§ **Short problem**: Pick out the lines below with "media" and list them.

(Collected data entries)
- - -
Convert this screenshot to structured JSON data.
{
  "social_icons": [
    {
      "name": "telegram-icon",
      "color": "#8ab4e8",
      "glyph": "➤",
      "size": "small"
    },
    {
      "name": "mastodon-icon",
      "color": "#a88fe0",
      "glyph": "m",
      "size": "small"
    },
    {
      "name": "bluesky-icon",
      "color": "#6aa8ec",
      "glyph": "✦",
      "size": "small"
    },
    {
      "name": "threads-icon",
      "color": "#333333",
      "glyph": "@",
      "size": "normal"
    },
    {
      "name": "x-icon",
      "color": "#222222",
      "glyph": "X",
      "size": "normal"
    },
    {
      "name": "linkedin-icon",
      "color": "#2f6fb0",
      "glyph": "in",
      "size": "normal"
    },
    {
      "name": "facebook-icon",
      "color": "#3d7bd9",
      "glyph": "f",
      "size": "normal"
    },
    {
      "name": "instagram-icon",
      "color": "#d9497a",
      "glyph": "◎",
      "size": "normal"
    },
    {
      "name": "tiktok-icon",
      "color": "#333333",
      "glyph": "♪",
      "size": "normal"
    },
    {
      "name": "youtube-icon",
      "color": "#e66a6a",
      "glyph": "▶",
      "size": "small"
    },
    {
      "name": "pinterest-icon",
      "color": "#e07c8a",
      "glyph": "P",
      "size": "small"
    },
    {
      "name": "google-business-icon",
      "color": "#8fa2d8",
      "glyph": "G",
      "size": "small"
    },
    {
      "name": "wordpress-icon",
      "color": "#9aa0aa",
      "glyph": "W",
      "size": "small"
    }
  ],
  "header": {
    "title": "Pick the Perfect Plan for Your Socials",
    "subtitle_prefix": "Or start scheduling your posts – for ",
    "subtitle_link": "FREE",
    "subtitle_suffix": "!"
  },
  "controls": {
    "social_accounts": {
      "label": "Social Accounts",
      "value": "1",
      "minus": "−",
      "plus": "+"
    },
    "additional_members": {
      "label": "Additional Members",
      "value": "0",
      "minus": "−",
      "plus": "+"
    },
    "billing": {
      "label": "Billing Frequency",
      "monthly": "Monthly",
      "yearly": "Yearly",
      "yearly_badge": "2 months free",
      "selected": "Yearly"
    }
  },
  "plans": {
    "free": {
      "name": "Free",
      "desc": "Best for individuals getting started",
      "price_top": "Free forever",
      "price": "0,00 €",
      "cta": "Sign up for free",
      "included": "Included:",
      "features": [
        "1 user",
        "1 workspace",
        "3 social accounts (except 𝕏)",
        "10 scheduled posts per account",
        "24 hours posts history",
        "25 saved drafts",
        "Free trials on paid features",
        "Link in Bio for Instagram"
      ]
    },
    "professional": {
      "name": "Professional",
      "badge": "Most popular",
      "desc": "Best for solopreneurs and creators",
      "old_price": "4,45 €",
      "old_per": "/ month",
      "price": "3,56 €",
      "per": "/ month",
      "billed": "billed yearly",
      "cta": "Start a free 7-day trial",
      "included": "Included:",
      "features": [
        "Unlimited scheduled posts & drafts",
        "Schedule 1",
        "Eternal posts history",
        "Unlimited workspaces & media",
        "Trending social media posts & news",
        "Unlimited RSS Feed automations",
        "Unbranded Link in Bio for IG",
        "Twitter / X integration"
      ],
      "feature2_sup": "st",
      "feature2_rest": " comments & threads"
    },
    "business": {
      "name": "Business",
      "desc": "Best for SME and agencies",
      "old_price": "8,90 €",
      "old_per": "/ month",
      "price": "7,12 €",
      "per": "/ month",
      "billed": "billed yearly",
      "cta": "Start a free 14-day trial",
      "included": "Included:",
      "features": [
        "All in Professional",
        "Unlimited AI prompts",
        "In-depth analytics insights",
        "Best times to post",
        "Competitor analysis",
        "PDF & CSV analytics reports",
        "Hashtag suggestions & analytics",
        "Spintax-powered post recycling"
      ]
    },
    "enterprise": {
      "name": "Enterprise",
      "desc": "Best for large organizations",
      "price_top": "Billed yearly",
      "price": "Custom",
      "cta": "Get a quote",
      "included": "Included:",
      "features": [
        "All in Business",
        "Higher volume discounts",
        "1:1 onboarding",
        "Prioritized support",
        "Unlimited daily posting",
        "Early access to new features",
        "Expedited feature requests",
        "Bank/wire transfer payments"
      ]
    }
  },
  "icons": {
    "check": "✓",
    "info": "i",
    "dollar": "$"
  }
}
- - -
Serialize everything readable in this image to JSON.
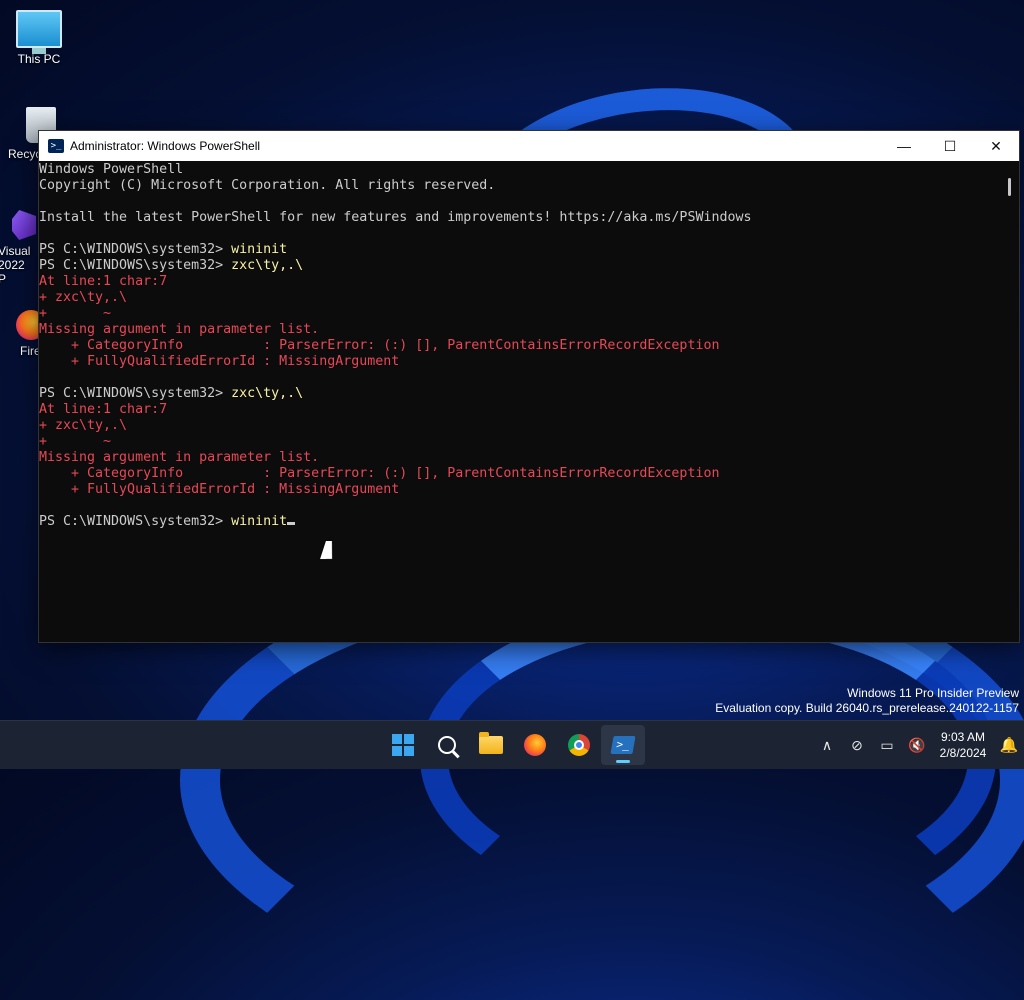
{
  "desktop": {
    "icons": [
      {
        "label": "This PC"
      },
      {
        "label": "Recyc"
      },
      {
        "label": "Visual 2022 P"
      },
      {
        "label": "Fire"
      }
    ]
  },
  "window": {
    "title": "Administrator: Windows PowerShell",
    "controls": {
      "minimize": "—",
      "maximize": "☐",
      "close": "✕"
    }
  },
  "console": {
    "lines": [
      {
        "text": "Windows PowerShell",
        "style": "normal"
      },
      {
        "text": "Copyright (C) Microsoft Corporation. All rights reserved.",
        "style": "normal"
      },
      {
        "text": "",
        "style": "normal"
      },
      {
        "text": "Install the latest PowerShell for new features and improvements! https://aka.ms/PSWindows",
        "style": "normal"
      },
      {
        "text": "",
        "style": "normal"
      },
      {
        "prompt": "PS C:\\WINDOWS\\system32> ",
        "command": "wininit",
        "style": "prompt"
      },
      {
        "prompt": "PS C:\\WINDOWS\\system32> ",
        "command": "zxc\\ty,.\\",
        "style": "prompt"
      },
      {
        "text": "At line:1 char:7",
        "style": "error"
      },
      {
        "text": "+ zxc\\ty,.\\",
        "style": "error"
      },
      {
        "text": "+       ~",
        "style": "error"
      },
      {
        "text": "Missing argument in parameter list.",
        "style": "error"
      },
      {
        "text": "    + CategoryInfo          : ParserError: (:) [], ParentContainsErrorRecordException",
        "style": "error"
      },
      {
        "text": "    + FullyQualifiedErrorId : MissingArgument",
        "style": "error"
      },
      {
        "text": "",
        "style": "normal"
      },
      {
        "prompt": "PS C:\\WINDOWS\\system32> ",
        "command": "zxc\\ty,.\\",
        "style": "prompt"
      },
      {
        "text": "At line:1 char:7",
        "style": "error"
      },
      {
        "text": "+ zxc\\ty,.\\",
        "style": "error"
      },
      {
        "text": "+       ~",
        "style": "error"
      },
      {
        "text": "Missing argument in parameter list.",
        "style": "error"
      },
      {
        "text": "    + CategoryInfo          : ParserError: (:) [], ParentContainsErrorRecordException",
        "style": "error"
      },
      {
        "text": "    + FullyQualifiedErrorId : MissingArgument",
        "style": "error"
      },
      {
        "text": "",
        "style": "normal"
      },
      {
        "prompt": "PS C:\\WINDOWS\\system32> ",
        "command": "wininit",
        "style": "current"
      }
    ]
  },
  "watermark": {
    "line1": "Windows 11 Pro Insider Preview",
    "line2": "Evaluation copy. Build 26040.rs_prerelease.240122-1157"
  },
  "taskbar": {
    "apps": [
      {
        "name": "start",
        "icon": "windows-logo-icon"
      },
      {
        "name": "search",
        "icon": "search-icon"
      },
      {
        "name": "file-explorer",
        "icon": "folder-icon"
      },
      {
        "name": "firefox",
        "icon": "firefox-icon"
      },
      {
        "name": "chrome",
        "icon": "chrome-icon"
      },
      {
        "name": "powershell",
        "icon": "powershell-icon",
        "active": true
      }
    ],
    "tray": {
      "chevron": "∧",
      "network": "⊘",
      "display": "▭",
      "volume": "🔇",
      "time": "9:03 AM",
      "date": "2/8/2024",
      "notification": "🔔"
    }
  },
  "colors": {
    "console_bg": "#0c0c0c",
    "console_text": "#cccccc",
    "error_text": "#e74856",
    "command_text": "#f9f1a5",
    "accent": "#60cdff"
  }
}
- - -
§ **Reply to the exercise**:
        "Unlimited workspaces & media",
        "Trending social media posts & news",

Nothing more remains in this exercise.